* [WRITTEN EXERCISE]
Write out every record in full, exactly as written, please.

* [LISTED ENTRIES]
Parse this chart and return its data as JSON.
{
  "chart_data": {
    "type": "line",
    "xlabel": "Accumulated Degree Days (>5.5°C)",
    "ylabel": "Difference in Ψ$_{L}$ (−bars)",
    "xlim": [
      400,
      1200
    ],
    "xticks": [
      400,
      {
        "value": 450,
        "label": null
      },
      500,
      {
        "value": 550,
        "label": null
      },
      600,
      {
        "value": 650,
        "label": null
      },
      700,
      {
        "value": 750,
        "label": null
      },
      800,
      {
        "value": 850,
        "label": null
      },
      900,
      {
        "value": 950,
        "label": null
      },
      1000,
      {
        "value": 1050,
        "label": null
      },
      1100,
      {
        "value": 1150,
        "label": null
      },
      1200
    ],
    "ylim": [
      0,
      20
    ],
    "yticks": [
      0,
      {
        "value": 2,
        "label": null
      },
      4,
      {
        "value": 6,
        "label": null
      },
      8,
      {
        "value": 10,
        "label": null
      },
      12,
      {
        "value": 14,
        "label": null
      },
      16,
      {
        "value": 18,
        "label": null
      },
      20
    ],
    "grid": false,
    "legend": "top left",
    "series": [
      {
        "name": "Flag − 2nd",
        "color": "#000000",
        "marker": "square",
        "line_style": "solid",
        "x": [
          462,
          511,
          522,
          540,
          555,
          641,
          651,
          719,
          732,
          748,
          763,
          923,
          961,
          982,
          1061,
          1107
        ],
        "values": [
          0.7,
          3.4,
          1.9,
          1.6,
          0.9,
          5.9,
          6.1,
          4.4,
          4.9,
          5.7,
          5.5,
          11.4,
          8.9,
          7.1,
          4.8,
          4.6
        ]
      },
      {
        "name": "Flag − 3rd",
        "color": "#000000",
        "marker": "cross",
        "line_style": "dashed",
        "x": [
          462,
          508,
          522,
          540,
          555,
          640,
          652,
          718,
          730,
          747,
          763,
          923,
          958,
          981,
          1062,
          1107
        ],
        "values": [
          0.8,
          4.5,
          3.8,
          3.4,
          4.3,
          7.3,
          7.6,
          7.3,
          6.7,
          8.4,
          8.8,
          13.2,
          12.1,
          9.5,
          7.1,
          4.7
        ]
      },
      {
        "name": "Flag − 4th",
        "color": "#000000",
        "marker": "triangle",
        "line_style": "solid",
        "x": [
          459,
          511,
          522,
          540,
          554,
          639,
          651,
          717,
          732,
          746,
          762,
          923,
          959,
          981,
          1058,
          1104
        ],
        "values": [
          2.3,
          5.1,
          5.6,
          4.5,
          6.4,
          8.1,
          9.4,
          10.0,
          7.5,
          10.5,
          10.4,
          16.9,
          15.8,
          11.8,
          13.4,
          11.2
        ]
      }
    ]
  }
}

* [THE SOLUTION]
Parse this chart and return its data as JSON.
{
  "chart_data": {
    "type": "line",
    "xlabel": "Accumulated Degree Days (>5.5°C)",
    "ylabel": "Difference in Ψ$_{L}$ (−bars)",
    "xlim": [
      400,
      1200
    ],
    "xticks": [
      400,
      {
        "value": 450,
        "label": null
      },
      500,
      {
        "value": 550,
        "label": null
      },
      600,
      {
        "value": 650,
        "label": null
      },
      700,
      {
        "value": 750,
        "label": null
      },
      800,
      {
        "value": 850,
        "label": null
      },
      900,
      {
        "value": 950,
        "label": null
      },
      1000,
      {
        "value": 1050,
        "label": null
      },
      1100,
      {
        "value": 1150,
        "label": null
      },
      1200
    ],
    "ylim": [
      0,
      20
    ],
    "yticks": [
      0,
      {
        "value": 2,
        "label": null
      },
      4,
      {
        "value": 6,
        "label": null
      },
      8,
      {
        "value": 10,
        "label": null
      },
      12,
      {
        "value": 14,
        "label": null
      },
      16,
      {
        "value": 18,
        "label": null
      },
      20
    ],
    "grid": false,
    "legend": "top left",
    "series": [
      {
        "name": "Flag − 2nd",
        "color": "#000000",
        "marker": "square",
        "line_style": "solid",
        "x": [
          462,
          511,
          522,
          540,
          555,
          641,
          651,
          719,
          732,
          748,
          763,
          923,
          961,
          982,
          1061,
          1107
        ],
        "values": [
          0.7,
          3.4,
          1.9,
          1.6,
          0.9,
          5.9,
          6.1,
          4.4,
          4.9,
          5.7,
          5.5,
          11.4,
          8.9,
          7.1,
          4.8,
          4.6
        ]
      },
      {
        "name": "Flag − 3rd",
        "color": "#000000",
        "marker": "cross",
        "line_style": "dashed",
        "x": [
          462,
          508,
          522,
          540,
          555,
          640,
          652,
          718,
          730,
          747,
          763,
          923,
          958,
          981,
          1062,
          1107
        ],
        "values": [
          0.8,
          4.5,
          3.8,
          3.4,
          4.3,
          7.3,
          7.6,
          7.3,
          6.7,
          8.4,
          8.8,
          13.2,
          12.1,
          9.5,
          7.1,
          4.7
        ]
      },
      {
        "name": "Flag − 4th",
        "color": "#000000",
        "marker": "triangle",
        "line_style": "solid",
        "x": [
          459,
          511,
          522,
          540,
          554,
          639,
          651,
          717,
          732,
          746,
          762,
          923,
          959,
          981,
          1058,
          1104
        ],
        "values": [
          2.3,
          5.1,
          5.6,
          4.5,
          6.4,
          8.1,
          9.4,
          10.0,
          7.5,
          10.5,
          10.4,
          16.9,
          15.8,
          11.8,
          13.4,
          11.2
        ]
      }
    ]
  }
}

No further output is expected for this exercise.